## What to do
Among the records below, find each line that includes the string "center" and copy it.

## Extracted entries

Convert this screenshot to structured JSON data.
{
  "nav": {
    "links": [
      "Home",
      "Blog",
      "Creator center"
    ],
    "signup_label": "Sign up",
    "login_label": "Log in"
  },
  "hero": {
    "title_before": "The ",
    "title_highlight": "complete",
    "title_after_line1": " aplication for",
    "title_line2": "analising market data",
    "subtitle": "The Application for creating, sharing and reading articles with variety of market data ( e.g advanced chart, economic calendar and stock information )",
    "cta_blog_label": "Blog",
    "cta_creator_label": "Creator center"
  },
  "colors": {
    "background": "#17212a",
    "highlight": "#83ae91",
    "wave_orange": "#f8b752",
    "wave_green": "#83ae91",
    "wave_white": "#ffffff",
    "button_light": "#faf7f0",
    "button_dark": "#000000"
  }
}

## Final result
      "Creator center"
    "cta_creator_label": "Creator center"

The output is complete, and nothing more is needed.